Search the listing below for "サンプル費". Copy each matching line.

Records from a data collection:
****************************************

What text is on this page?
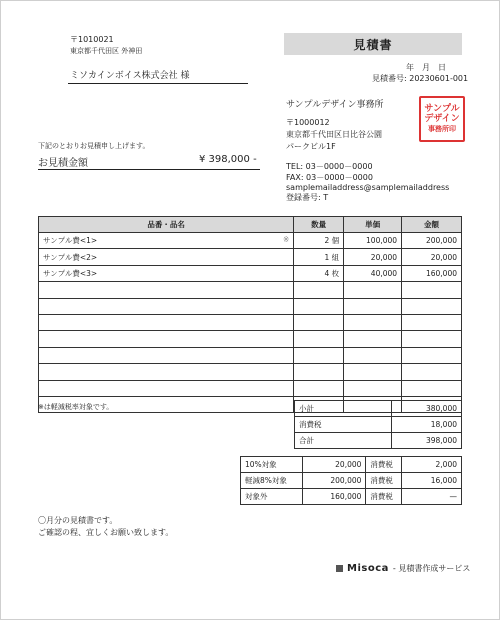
〒1010021
東京都千代田区 外神田
ミソカインボイス株式会社 様
見積書
年　月　日
見積番号: 20230601-001
下記のとおりお見積申し上げます。
お見積金額	¥ 398,000 -
サンプルデザイン事務所
〒1000012
東京都千代田区日比谷公園
パークビル1F
TEL: 03－0000－0000
FAX: 03－0000－0000
samplemailaddress@samplemailaddress
登録番号: T
サンプル
デザイン
事務所印
品番・品名	数量	単価	金額
サンプル費<1> ※	2 個	100,000	200,000
サンプル費<2>	1 組	20,000	20,000
サンプル費<3>	4 枚	40,000	160,000

※は軽減税率対象です。	小計	380,000
消費税	18,000
合計	398,000
10%対象	20,000	消費税	2,000
軽減8%対象	200,000	消費税	16,000
対象外	160,000	消費税	—
〇月分の見積書です。
ご確認の程、宜しくお願い致します。
Misoca - 見積書作成サービス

****************************************

- **Expected output**:
サンプル費<1> ※	2 個	100,000	200,000
サンプル費<2>	1 組	20,000	20,000
サンプル費<3>	4 枚	40,000	160,000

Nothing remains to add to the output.